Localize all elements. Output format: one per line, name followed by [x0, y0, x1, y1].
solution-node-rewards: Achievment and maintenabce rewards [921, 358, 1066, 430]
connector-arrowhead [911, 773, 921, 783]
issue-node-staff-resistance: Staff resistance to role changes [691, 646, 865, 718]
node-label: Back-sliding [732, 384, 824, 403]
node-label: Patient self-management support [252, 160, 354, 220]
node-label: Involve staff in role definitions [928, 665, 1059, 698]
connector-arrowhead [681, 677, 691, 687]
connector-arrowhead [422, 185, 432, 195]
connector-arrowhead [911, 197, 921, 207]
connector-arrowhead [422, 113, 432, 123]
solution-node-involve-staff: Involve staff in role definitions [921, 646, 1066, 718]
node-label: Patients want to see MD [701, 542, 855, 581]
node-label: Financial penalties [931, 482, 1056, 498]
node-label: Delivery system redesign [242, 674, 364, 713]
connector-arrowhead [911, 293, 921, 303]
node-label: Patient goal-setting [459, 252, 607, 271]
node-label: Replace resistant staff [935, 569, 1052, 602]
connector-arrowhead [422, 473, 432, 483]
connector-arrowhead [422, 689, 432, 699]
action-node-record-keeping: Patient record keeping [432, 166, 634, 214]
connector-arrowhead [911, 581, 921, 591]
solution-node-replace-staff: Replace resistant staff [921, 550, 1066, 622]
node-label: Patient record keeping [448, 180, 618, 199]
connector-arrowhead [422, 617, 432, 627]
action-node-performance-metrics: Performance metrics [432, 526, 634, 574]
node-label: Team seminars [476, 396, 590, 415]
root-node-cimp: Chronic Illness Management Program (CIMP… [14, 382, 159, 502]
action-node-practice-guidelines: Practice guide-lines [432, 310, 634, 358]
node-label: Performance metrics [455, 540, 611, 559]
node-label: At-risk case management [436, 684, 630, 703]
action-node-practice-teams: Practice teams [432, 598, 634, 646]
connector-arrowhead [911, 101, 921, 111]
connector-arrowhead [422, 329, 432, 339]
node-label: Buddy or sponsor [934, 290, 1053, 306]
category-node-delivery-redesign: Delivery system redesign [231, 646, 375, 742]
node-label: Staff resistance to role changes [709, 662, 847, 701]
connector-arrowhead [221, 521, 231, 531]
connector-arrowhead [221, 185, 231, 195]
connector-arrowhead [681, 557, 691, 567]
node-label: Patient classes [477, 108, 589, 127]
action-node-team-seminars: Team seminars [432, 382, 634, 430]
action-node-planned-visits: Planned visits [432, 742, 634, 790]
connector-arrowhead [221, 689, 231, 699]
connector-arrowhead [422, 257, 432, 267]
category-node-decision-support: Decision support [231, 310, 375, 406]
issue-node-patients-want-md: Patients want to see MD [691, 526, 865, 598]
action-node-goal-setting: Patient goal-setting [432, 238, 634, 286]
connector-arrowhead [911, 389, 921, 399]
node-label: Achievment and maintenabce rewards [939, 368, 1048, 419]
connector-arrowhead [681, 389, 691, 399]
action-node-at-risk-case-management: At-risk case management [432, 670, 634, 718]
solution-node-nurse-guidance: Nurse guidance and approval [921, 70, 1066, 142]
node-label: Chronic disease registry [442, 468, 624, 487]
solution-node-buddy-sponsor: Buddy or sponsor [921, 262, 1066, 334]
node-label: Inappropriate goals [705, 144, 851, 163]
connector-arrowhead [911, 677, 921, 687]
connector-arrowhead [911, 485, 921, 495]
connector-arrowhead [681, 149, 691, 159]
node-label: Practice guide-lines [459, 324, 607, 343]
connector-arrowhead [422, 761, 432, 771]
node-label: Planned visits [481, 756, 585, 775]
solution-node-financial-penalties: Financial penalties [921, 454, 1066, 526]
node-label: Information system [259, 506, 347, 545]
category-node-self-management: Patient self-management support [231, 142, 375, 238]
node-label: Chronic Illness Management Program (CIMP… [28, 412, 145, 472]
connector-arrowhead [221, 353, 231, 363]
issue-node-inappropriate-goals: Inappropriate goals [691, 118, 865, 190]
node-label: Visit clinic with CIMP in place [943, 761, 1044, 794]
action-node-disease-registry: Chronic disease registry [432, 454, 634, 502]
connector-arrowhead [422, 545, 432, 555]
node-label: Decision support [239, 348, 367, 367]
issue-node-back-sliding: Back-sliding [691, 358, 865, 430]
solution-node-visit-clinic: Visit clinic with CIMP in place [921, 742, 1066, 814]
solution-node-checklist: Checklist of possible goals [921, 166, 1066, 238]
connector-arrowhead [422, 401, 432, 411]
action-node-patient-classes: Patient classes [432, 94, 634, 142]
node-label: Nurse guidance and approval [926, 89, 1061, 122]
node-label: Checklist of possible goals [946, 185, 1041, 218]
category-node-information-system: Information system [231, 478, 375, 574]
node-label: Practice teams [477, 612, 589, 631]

Exercise directions: Every entry above must be reproduced exactly.

Completed task:
Localize all elements. Output format: one per line, name followed by [x0, y0, x1, y1].
solution-node-rewards: Achievment and maintenabce rewards [921, 358, 1066, 430]
connector-arrowhead [911, 773, 921, 783]
issue-node-staff-resistance: Staff resistance to role changes [691, 646, 865, 718]
node-label: Back-sliding [732, 384, 824, 403]
node-label: Patient self-management support [252, 160, 354, 220]
node-label: Involve staff in role definitions [928, 665, 1059, 698]
connector-arrowhead [681, 677, 691, 687]
connector-arrowhead [422, 185, 432, 195]
connector-arrowhead [911, 197, 921, 207]
connector-arrowhead [422, 113, 432, 123]
solution-node-involve-staff: Involve staff in role definitions [921, 646, 1066, 718]
node-label: Patients want to see MD [701, 542, 855, 581]
node-label: Financial penalties [931, 482, 1056, 498]
node-label: Delivery system redesign [242, 674, 364, 713]
connector-arrowhead [911, 293, 921, 303]
node-label: Patient goal-setting [459, 252, 607, 271]
node-label: Replace resistant staff [935, 569, 1052, 602]
connector-arrowhead [422, 473, 432, 483]
connector-arrowhead [422, 689, 432, 699]
action-node-record-keeping: Patient record keeping [432, 166, 634, 214]
connector-arrowhead [911, 581, 921, 591]
solution-node-replace-staff: Replace resistant staff [921, 550, 1066, 622]
node-label: Patient record keeping [448, 180, 618, 199]
connector-arrowhead [422, 617, 432, 627]
action-node-performance-metrics: Performance metrics [432, 526, 634, 574]
node-label: Team seminars [476, 396, 590, 415]
root-node-cimp: Chronic Illness Management Program (CIMP… [14, 382, 159, 502]
action-node-practice-guidelines: Practice guide-lines [432, 310, 634, 358]
node-label: Performance metrics [455, 540, 611, 559]
node-label: At-risk case management [436, 684, 630, 703]
action-node-practice-teams: Practice teams [432, 598, 634, 646]
connector-arrowhead [911, 101, 921, 111]
connector-arrowhead [422, 329, 432, 339]
node-label: Buddy or sponsor [934, 290, 1053, 306]
category-node-delivery-redesign: Delivery system redesign [231, 646, 375, 742]
node-label: Staff resistance to role changes [709, 662, 847, 701]
connector-arrowhead [221, 521, 231, 531]
connector-arrowhead [221, 185, 231, 195]
connector-arrowhead [681, 557, 691, 567]
node-label: Patient classes [477, 108, 589, 127]
action-node-team-seminars: Team seminars [432, 382, 634, 430]
action-node-planned-visits: Planned visits [432, 742, 634, 790]
connector-arrowhead [221, 689, 231, 699]
connector-arrowhead [422, 257, 432, 267]
category-node-decision-support: Decision support [231, 310, 375, 406]
issue-node-patients-want-md: Patients want to see MD [691, 526, 865, 598]
action-node-goal-setting: Patient goal-setting [432, 238, 634, 286]
connector-arrowhead [911, 389, 921, 399]
node-label: Achievment and maintenabce rewards [939, 368, 1048, 419]
connector-arrowhead [681, 389, 691, 399]
action-node-at-risk-case-management: At-risk case management [432, 670, 634, 718]
solution-node-nurse-guidance: Nurse guidance and approval [921, 70, 1066, 142]
node-label: Chronic disease registry [442, 468, 624, 487]
solution-node-buddy-sponsor: Buddy or sponsor [921, 262, 1066, 334]
node-label: Inappropriate goals [705, 144, 851, 163]
connector-arrowhead [911, 677, 921, 687]
connector-arrowhead [911, 485, 921, 495]
connector-arrowhead [681, 149, 691, 159]
node-label: Practice guide-lines [459, 324, 607, 343]
connector-arrowhead [422, 761, 432, 771]
node-label: Planned visits [481, 756, 585, 775]
solution-node-financial-penalties: Financial penalties [921, 454, 1066, 526]
node-label: Information system [259, 506, 347, 545]
category-node-self-management: Patient self-management support [231, 142, 375, 238]
node-label: Chronic Illness Management Program (CIMP… [28, 412, 145, 472]
connector-arrowhead [221, 353, 231, 363]
issue-node-inappropriate-goals: Inappropriate goals [691, 118, 865, 190]
node-label: Visit clinic with CIMP in place [943, 761, 1044, 794]
action-node-disease-registry: Chronic disease registry [432, 454, 634, 502]
connector-arrowhead [422, 545, 432, 555]
node-label: Decision support [239, 348, 367, 367]
issue-node-back-sliding: Back-sliding [691, 358, 865, 430]
solution-node-visit-clinic: Visit clinic with CIMP in place [921, 742, 1066, 814]
solution-node-checklist: Checklist of possible goals [921, 166, 1066, 238]
connector-arrowhead [422, 401, 432, 411]
action-node-patient-classes: Patient classes [432, 94, 634, 142]
node-label: Nurse guidance and approval [926, 89, 1061, 122]
node-label: Checklist of possible goals [946, 185, 1041, 218]
category-node-information-system: Information system [231, 478, 375, 574]
node-label: Practice teams [477, 612, 589, 631]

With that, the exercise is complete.